# Provided records start

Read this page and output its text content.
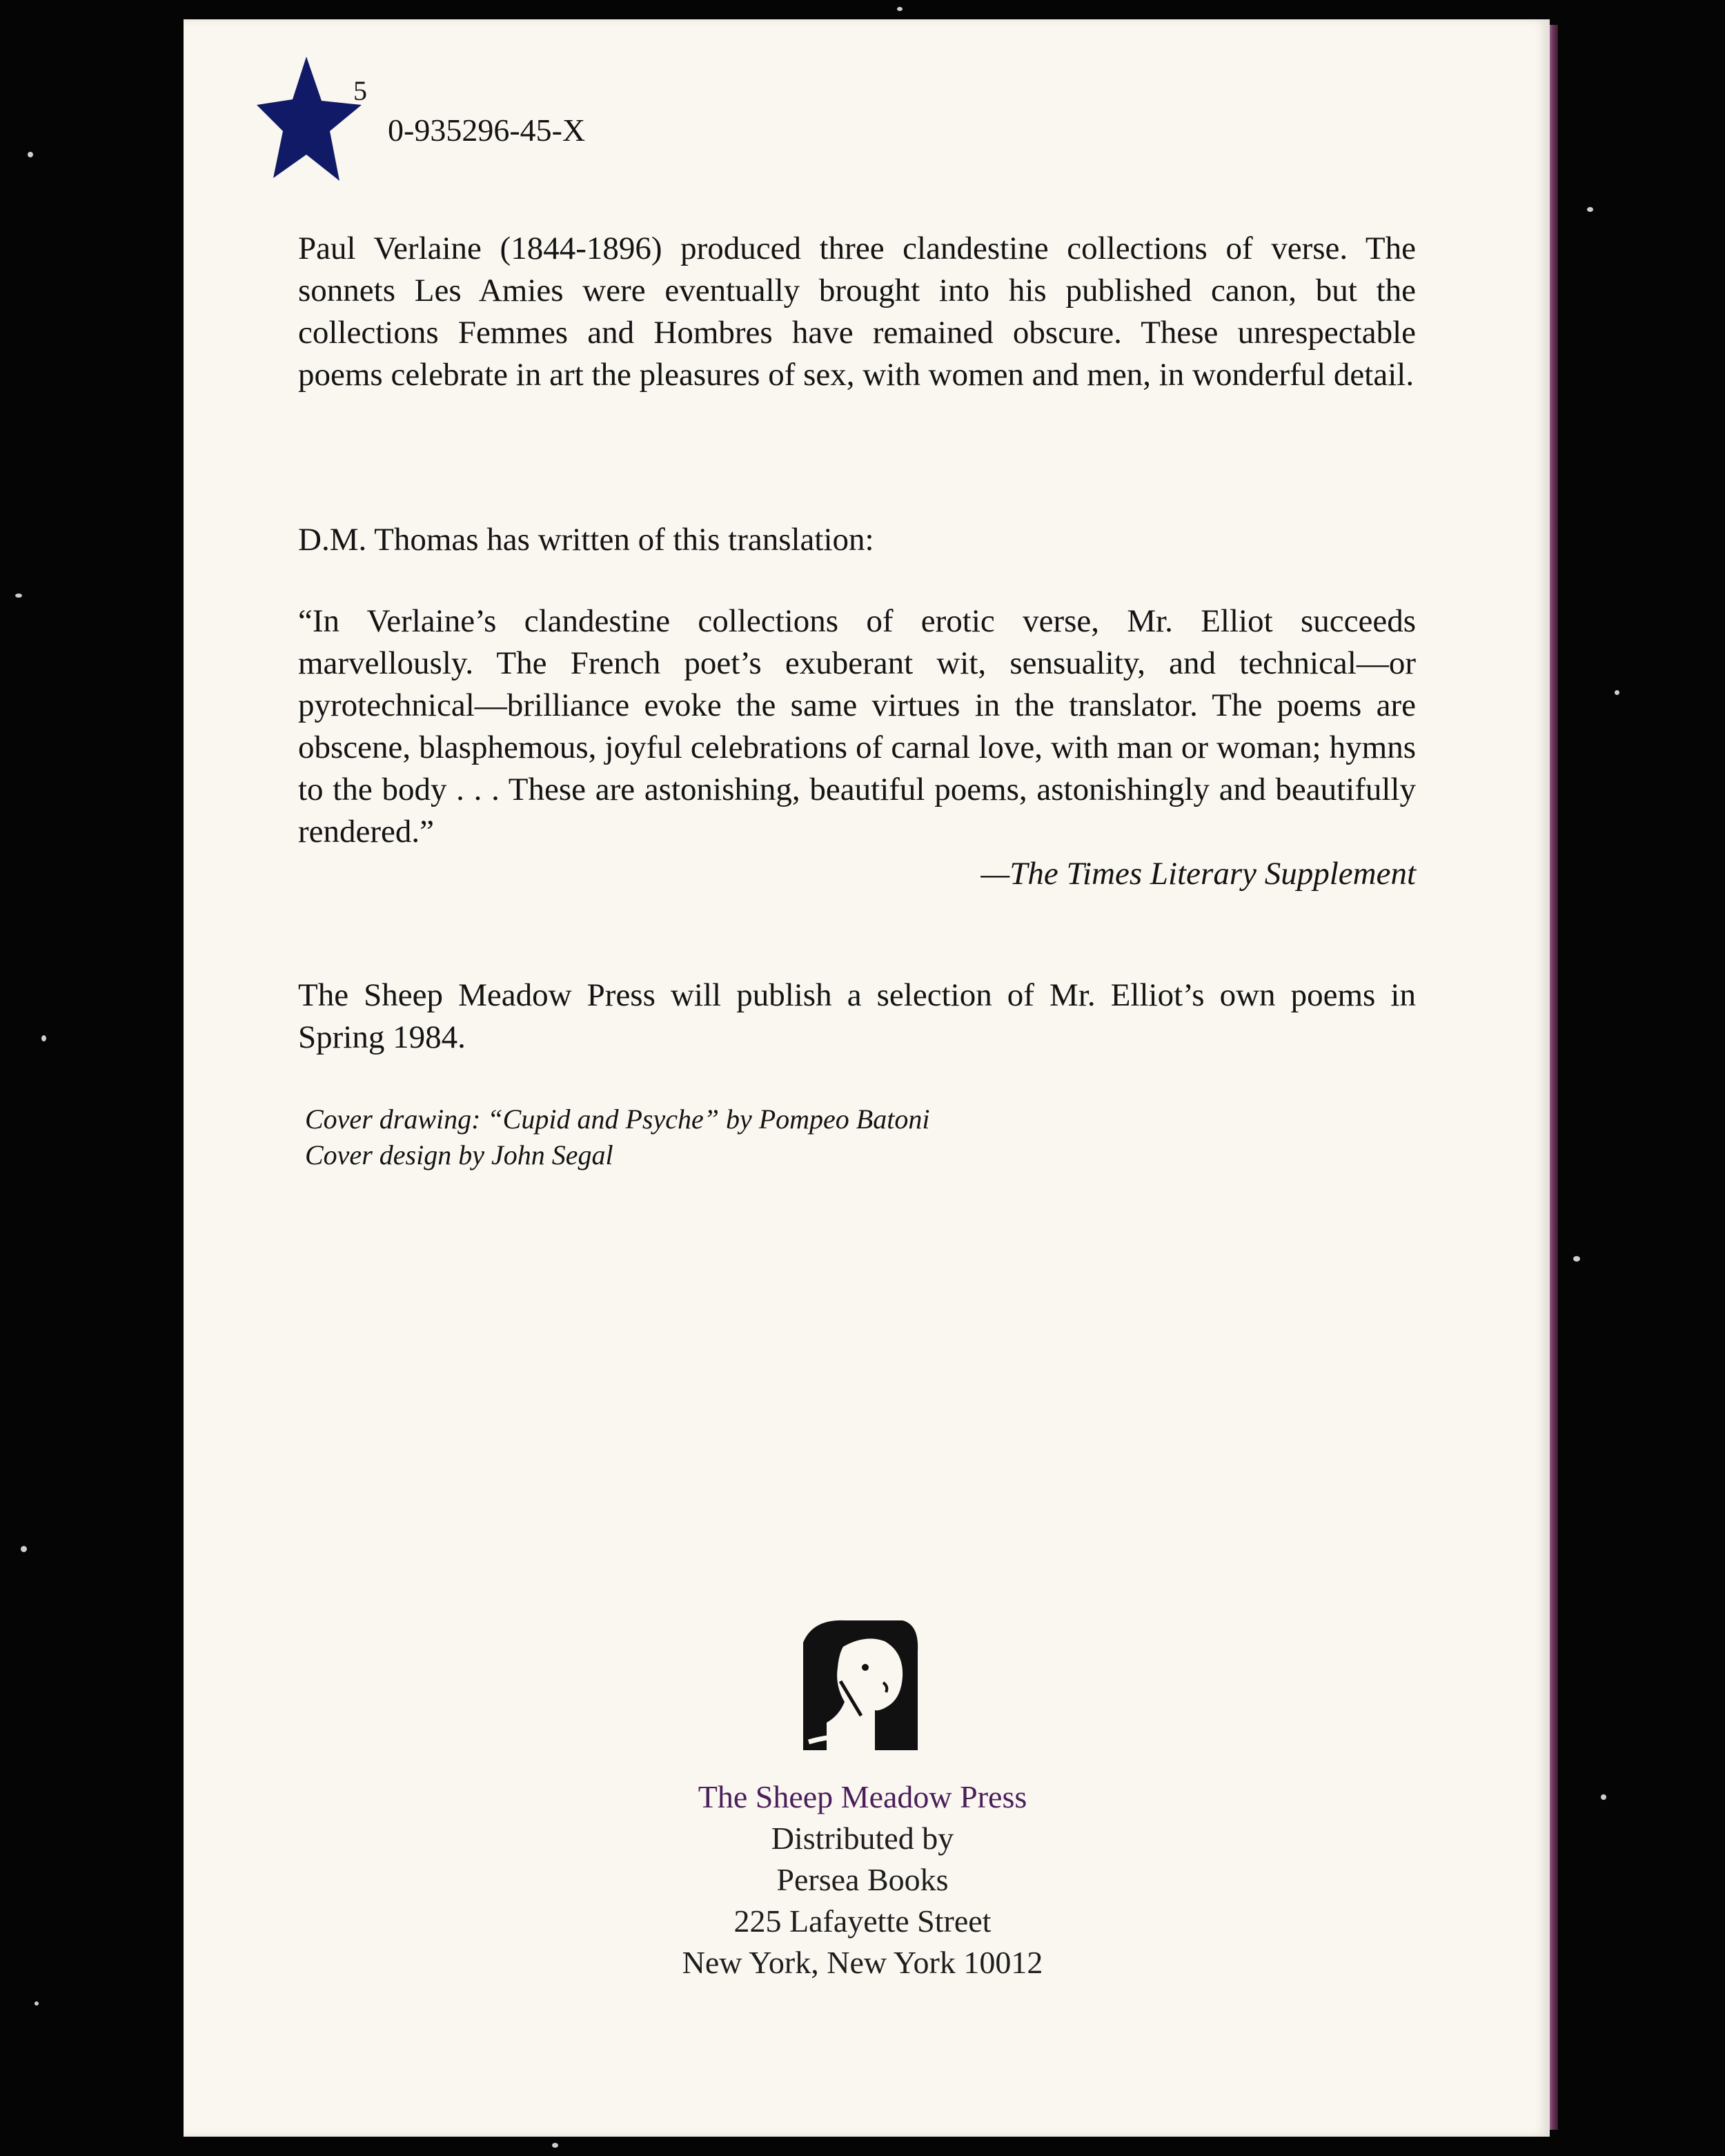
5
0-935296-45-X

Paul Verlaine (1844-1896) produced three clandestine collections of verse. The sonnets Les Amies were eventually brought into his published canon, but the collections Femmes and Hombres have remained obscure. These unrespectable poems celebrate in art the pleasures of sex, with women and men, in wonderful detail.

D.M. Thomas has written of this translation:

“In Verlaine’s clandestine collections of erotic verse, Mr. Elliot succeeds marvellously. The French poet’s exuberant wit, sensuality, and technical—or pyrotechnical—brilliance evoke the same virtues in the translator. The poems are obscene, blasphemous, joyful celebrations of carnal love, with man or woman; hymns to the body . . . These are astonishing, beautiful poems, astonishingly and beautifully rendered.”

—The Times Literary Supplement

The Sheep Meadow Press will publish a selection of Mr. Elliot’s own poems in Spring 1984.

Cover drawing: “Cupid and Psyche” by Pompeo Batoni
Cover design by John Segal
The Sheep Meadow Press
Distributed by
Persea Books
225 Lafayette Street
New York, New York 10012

# Provided records end

Instruction
Return the material word for word. Pictures are not part of the copy.

Reply to the exercise
Read this page and output its text content.
5
0-935296-45-X

Paul Verlaine (1844-1896) produced three clandestine collections of verse. The sonnets Les Amies were eventually brought into his published canon, but the collections Femmes and Hombres have remained obscure. These unrespectable poems celebrate in art the pleasures of sex, with women and men, in wonderful detail.

D.M. Thomas has written of this translation:

“In Verlaine’s clandestine collections of erotic verse, Mr. Elliot succeeds marvellously. The French poet’s exuberant wit, sensuality, and technical—or pyrotechnical—brilliance evoke the same virtues in the translator. The poems are obscene, blasphemous, joyful celebrations of carnal love, with man or woman; hymns to the body . . . These are astonishing, beautiful poems, astonishingly and beautifully rendered.”

—The Times Literary Supplement

The Sheep Meadow Press will publish a selection of Mr. Elliot’s own poems in Spring 1984.

Cover drawing: “Cupid and Psyche” by Pompeo Batoni
Cover design by John Segal
The Sheep Meadow Press
Distributed by
Persea Books
225 Lafayette Street
New York, New York 10012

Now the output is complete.